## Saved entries
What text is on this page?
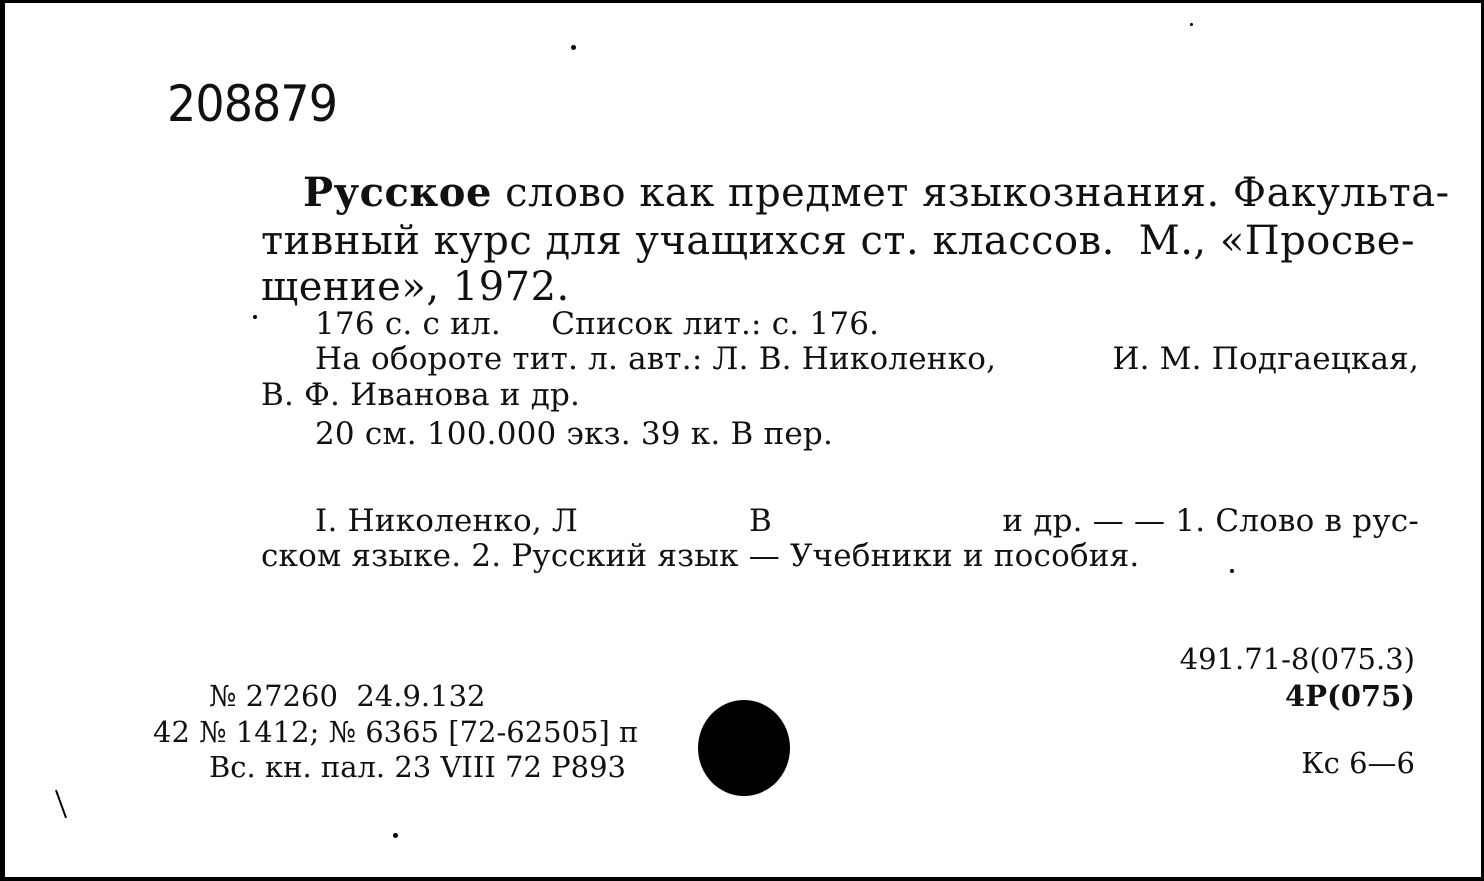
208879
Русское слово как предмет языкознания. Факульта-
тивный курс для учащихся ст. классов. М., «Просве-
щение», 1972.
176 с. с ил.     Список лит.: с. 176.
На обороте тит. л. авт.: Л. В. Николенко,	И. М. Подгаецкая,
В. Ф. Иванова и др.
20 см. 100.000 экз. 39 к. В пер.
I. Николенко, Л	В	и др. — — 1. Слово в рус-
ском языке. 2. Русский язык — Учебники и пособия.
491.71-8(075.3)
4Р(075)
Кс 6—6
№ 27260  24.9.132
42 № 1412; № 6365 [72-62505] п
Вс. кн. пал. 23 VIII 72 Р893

## TASK GOAL
Set down all the data again exactly as above, pictures excluded.

## COMPLETE ANSWER
What text is on this page?
208879
Русское слово как предмет языкознания. Факульта-
тивный курс для учащихся ст. классов. М., «Просве-
щение», 1972.
176 с. с ил.     Список лит.: с. 176.
На обороте тит. л. авт.: Л. В. Николенко,	И. М. Подгаецкая,
В. Ф. Иванова и др.
20 см. 100.000 экз. 39 к. В пер.
I. Николенко, Л	В	и др. — — 1. Слово в рус-
ском языке. 2. Русский язык — Учебники и пособия.
491.71-8(075.3)
4Р(075)
Кс 6—6
№ 27260  24.9.132
42 № 1412; № 6365 [72-62505] п
Вс. кн. пал. 23 VIII 72 Р893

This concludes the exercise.